[Boxed element entries]
begin

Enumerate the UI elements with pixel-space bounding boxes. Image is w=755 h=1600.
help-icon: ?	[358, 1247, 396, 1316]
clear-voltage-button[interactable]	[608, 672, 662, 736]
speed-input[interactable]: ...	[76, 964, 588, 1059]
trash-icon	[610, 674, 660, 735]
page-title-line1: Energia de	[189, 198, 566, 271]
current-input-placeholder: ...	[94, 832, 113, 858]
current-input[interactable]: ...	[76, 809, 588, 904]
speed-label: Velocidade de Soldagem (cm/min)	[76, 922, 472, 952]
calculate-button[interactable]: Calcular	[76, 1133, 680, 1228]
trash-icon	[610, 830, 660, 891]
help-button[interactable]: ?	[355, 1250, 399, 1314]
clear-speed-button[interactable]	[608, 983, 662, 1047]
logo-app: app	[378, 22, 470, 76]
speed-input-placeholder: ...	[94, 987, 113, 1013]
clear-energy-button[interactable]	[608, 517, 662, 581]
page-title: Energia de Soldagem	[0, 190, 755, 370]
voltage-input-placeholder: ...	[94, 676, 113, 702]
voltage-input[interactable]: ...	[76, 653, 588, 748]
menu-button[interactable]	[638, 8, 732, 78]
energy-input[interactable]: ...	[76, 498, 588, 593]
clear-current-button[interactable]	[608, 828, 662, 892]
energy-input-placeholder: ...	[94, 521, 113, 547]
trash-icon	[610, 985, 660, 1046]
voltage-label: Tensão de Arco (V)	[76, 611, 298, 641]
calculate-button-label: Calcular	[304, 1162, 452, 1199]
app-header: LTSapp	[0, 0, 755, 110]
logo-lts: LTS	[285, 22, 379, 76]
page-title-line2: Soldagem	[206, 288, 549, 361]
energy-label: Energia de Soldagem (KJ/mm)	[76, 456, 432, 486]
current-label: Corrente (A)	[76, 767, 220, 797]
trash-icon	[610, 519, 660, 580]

end
begin

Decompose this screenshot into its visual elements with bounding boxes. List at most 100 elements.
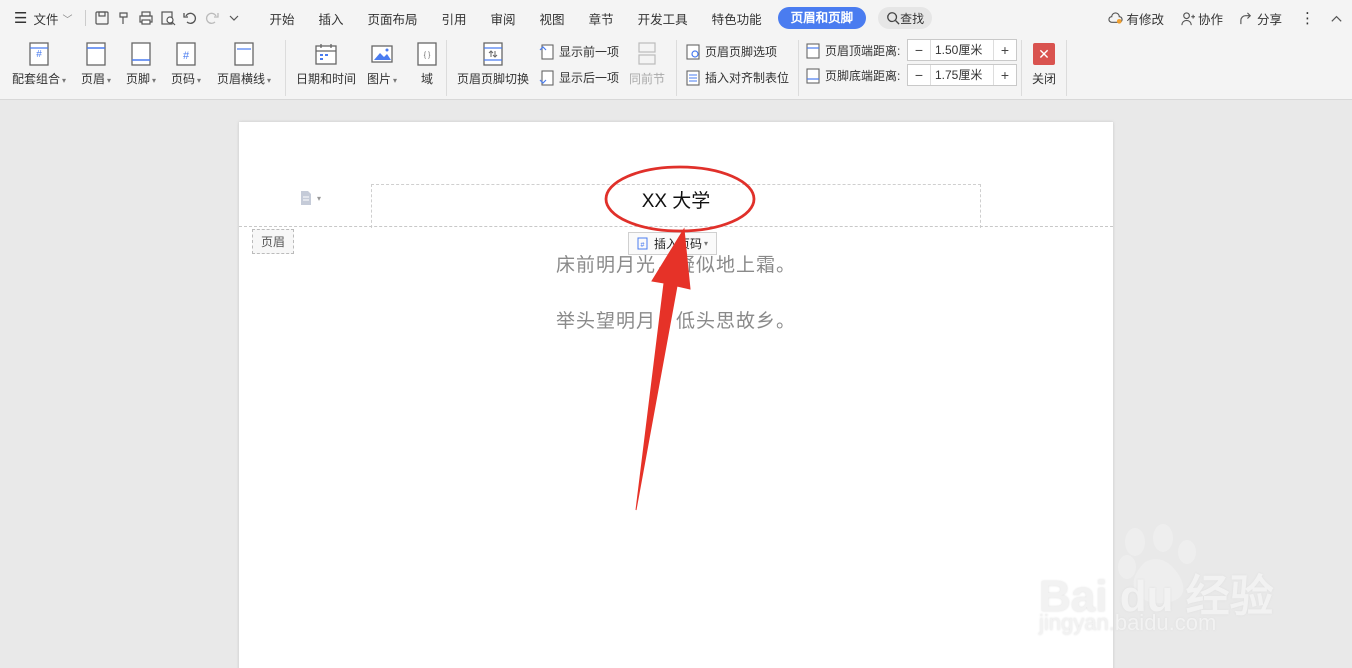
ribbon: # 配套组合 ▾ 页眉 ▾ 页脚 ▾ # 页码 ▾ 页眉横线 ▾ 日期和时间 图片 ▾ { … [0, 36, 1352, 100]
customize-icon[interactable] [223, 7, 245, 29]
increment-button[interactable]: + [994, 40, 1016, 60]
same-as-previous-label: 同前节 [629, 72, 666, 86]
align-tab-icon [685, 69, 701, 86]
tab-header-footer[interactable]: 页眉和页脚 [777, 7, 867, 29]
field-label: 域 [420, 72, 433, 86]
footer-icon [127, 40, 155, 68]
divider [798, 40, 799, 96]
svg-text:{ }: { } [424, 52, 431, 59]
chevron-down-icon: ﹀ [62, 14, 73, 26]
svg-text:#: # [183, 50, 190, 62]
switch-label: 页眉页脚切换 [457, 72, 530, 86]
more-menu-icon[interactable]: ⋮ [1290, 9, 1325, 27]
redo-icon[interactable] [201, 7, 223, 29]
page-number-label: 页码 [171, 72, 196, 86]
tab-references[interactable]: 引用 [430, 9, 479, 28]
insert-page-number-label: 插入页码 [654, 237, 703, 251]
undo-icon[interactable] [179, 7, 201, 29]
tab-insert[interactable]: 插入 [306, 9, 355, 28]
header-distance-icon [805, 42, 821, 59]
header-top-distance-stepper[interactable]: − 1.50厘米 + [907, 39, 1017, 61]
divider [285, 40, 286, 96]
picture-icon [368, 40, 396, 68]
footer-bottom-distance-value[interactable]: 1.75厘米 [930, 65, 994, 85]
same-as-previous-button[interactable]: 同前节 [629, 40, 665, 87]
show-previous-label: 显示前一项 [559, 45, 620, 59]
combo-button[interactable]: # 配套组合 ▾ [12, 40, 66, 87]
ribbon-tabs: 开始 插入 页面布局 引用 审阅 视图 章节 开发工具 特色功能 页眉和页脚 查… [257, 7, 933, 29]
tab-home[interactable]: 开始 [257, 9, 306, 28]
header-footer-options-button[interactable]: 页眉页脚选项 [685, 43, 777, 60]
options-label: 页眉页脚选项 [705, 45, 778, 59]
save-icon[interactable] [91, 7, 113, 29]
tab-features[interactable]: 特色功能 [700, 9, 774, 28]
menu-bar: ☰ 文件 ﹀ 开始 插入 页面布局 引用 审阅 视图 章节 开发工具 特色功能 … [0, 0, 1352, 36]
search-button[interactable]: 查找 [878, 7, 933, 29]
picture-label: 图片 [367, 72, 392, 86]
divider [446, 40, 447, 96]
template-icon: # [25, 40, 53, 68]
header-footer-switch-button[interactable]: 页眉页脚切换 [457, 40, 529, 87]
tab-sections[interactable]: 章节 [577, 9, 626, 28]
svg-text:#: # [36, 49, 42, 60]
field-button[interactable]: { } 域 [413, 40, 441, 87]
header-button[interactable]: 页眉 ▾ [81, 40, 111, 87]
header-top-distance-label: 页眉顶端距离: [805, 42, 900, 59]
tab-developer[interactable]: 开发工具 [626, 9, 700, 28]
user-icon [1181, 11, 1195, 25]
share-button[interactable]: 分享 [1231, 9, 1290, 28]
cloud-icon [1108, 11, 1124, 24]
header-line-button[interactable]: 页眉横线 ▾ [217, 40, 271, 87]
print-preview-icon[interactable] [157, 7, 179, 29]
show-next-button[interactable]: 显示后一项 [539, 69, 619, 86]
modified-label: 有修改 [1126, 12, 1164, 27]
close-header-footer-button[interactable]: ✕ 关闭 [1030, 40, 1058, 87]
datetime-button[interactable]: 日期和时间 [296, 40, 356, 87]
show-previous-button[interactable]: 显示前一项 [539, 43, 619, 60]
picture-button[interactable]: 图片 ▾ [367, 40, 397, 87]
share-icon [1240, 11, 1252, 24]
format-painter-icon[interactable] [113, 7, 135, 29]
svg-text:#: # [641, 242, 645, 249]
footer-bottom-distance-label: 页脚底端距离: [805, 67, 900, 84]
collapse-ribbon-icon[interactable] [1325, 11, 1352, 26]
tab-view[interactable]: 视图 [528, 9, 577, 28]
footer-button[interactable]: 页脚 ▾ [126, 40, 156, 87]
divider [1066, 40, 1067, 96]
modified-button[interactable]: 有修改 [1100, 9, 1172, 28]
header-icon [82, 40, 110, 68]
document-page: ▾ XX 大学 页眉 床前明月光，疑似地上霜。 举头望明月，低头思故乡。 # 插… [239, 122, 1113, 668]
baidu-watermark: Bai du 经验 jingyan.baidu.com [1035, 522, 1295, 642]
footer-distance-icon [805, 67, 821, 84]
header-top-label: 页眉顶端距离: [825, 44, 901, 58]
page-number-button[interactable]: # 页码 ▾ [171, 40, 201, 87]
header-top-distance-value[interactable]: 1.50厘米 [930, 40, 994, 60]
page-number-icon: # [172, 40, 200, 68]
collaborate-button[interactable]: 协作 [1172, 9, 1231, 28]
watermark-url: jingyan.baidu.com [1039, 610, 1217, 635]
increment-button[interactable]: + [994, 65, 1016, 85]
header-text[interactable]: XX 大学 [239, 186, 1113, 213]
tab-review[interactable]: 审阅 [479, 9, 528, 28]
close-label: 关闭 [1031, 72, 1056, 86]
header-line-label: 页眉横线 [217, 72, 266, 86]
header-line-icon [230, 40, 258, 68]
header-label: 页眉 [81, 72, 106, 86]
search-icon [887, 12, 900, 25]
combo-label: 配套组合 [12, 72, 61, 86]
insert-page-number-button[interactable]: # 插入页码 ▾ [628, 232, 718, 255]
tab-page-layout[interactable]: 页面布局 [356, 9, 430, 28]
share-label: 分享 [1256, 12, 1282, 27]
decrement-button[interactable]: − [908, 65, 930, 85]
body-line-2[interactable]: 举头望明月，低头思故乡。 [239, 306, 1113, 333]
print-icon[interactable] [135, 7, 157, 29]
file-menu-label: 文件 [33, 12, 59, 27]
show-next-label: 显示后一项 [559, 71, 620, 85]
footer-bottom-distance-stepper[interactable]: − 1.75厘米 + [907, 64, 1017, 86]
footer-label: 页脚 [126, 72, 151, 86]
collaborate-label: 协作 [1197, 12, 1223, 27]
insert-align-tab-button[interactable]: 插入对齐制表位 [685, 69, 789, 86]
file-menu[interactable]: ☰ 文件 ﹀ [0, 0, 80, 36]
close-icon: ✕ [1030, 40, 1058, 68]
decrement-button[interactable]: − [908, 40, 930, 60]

end
begin

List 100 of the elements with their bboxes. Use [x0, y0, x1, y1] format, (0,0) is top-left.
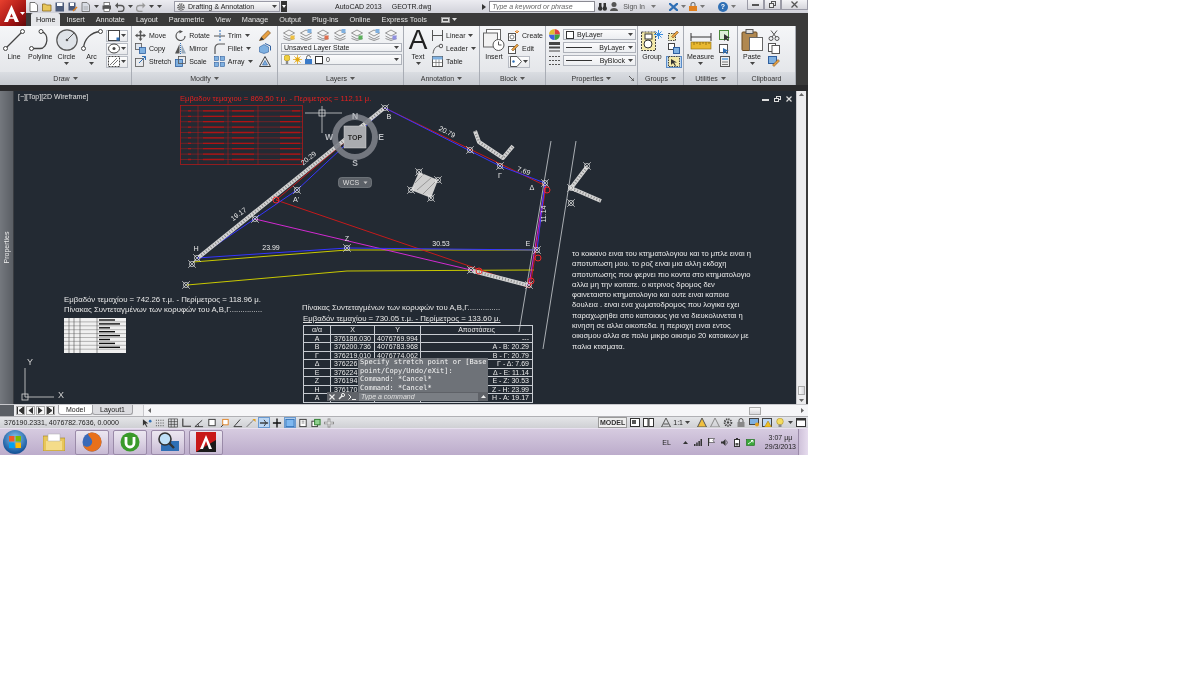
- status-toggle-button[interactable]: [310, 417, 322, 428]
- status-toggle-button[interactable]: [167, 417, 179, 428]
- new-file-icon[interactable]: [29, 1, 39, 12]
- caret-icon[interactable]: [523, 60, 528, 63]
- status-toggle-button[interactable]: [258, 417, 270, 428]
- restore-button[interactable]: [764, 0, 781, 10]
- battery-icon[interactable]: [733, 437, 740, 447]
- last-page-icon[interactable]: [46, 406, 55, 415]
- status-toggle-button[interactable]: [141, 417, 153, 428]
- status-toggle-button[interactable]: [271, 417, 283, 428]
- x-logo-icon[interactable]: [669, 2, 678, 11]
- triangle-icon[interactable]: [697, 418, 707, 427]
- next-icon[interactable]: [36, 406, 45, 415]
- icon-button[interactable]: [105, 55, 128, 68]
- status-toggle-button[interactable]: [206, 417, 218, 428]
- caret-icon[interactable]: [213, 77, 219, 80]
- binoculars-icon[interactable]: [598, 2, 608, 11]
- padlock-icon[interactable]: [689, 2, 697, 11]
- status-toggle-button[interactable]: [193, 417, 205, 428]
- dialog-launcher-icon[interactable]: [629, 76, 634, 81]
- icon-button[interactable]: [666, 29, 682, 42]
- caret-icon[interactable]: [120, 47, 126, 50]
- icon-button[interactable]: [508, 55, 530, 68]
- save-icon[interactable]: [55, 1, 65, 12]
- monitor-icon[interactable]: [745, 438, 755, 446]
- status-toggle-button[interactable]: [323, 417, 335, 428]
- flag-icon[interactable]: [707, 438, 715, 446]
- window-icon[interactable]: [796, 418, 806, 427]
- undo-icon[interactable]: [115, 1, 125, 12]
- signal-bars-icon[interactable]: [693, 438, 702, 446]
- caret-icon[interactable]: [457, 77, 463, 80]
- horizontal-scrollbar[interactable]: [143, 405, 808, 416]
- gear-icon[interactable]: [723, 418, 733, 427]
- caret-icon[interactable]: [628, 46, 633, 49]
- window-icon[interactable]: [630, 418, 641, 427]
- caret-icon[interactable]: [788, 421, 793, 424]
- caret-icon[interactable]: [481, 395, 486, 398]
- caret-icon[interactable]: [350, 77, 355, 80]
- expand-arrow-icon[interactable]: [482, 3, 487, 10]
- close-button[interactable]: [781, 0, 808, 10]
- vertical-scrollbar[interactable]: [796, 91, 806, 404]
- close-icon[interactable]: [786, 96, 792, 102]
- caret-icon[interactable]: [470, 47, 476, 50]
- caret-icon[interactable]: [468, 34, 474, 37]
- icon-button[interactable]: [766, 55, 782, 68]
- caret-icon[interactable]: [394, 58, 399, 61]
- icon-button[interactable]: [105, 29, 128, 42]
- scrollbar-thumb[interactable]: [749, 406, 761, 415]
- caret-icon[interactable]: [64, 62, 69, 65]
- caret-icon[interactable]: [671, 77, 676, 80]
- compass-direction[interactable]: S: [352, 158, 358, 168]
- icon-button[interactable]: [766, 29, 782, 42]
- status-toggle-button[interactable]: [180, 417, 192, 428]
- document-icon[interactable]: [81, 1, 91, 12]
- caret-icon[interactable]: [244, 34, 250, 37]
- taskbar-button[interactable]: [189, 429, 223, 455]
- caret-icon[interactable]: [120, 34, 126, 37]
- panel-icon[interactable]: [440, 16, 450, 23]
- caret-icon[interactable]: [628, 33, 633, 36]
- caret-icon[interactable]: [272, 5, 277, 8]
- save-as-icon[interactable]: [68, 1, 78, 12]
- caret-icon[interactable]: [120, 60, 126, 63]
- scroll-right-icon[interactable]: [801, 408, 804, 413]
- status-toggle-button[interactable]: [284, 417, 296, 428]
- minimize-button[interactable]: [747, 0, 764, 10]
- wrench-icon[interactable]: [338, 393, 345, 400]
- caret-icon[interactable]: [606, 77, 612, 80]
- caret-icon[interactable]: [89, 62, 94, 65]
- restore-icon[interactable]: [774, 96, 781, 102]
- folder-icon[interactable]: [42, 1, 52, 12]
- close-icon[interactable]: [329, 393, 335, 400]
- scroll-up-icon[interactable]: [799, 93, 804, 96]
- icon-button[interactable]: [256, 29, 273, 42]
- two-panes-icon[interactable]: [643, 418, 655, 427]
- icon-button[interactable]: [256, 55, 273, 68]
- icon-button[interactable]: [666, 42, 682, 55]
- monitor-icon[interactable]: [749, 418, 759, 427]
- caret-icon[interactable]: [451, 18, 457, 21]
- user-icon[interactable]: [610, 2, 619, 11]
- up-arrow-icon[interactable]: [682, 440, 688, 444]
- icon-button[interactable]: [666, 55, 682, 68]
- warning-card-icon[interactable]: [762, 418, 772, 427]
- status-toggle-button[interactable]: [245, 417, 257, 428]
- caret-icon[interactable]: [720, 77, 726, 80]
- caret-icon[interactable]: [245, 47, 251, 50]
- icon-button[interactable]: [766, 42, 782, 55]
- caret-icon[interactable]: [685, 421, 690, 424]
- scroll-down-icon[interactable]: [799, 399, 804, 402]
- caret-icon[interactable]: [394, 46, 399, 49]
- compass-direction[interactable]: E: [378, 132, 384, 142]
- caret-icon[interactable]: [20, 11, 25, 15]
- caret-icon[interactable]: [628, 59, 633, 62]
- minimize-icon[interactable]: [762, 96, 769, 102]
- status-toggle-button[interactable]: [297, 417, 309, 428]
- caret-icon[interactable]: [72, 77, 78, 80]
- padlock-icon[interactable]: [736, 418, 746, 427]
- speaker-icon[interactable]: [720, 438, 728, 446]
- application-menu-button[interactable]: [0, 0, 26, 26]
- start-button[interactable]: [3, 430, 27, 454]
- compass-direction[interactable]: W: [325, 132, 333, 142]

end

## EXERCISE PROMPT
Copy the lines above exactly, starting at the line that contains "- status-toggle-button[interactable]: [310, 417, 322, 428]" and ending at the line that contains "- status-toggle-button[interactable]: [271, 417, 283, 428]".

## SOLUTION TO THIS TASK
- status-toggle-button[interactable]: [310, 417, 322, 428]
- status-toggle-button[interactable]: [167, 417, 179, 428]
- new-file-icon[interactable]: [29, 1, 39, 12]
- caret-icon[interactable]: [523, 60, 528, 63]
- status-toggle-button[interactable]: [258, 417, 270, 428]
- restore-button[interactable]: [764, 0, 781, 10]
- battery-icon[interactable]: [733, 437, 740, 447]
- last-page-icon[interactable]: [46, 406, 55, 415]
- status-toggle-button[interactable]: [141, 417, 153, 428]
- status-toggle-button[interactable]: [271, 417, 283, 428]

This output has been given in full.